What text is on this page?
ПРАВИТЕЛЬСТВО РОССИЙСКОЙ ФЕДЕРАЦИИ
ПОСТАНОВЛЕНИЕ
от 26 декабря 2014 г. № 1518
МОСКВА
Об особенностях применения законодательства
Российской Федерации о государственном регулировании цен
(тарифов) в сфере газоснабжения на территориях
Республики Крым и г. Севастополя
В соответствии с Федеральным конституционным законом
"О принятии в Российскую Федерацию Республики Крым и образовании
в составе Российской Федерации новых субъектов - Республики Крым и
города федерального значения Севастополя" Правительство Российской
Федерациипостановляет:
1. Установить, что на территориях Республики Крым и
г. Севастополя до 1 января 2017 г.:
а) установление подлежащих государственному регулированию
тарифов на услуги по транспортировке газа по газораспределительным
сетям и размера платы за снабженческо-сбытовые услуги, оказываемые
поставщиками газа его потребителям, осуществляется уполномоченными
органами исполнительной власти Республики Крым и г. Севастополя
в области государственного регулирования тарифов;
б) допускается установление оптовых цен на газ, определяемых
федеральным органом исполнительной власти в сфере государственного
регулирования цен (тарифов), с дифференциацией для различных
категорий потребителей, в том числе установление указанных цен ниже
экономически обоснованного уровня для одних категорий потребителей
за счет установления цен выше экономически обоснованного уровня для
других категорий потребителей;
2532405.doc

Short problem:
Reproduce each entry word for word.

Task result:
What text is on this page?
ПРАВИТЕЛЬСТВО РОССИЙСКОЙ ФЕДЕРАЦИИ
ПОСТАНОВЛЕНИЕ
от 26 декабря 2014 г. № 1518
МОСКВА
Об особенностях применения законодательства
Российской Федерации о государственном регулировании цен
(тарифов) в сфере газоснабжения на территориях
Республики Крым и г. Севастополя
В соответствии с Федеральным конституционным законом
"О принятии в Российскую Федерацию Республики Крым и образовании
в составе Российской Федерации новых субъектов - Республики Крым и
города федерального значения Севастополя" Правительство Российской
Федерациипостановляет:
1. Установить, что на территориях Республики Крым и
г. Севастополя до 1 января 2017 г.:
а) установление подлежащих государственному регулированию
тарифов на услуги по транспортировке газа по газораспределительным
сетям и размера платы за снабженческо-сбытовые услуги, оказываемые
поставщиками газа его потребителям, осуществляется уполномоченными
органами исполнительной власти Республики Крым и г. Севастополя
в области государственного регулирования тарифов;
б) допускается установление оптовых цен на газ, определяемых
федеральным органом исполнительной власти в сфере государственного
регулирования цен (тарифов), с дифференциацией для различных
категорий потребителей, в том числе установление указанных цен ниже
экономически обоснованного уровня для одних категорий потребителей
за счет установления цен выше экономически обоснованного уровня для
других категорий потребителей;
2532405.doc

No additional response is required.